What you have to do >>
Write out all lines holding the word "arrow".
Start of Records for the exercise
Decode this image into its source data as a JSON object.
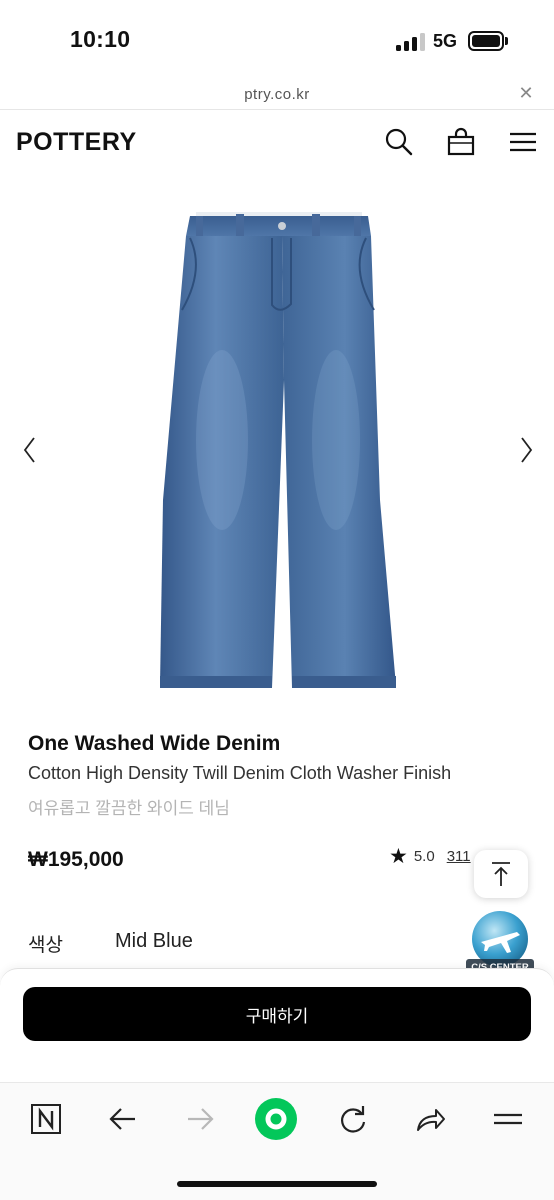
{
  "status_bar": {
    "time": "10:10",
    "network": "5G",
    "signal_bars_active": 3,
    "signal_bars_total": 4,
    "battery_level": 0.9
  },
  "browser": {
    "url": "ptry.co.kr",
    "close_icon": "close-icon"
  },
  "header": {
    "logo": "POTTERY",
    "icons": [
      "search-icon",
      "shopping-bag-icon",
      "menu-icon"
    ]
  },
  "product": {
    "image_icon": "denim-jeans-image",
    "title": "One Washed Wide Denim",
    "subtitle": "Cotton High Density Twill Denim Cloth Washer Finish",
    "description": "여유롭고 깔끔한 와이드 데님",
    "price": "₩195,000",
    "rating": "5.0",
    "review_count": "311",
    "option_label": "색상",
    "option_value": "Mid Blue"
  },
  "widgets": {
    "scroll_top_icon": "arrow-up-to-top-icon",
    "cs_badge_label": "C/S CENTER"
  },
  "purchase": {
    "buy_label": "구매하기"
  },
  "toolbar": {
    "icons": [
      "naver-n-icon",
      "back-arrow-icon",
      "forward-arrow-icon",
      "green-home-icon",
      "reload-icon",
      "share-icon",
      "menu-icon"
    ]
  },
  "colors": {
    "accent_green": "#03c75a",
    "denim": "#4a6d9a",
    "buy_button": "#000000"
  }
}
End of Records for the exercise
Task result >>
    "scroll_top_icon": "arrow-up-to-top-icon",
      "back-arrow-icon",
      "forward-arrow-icon",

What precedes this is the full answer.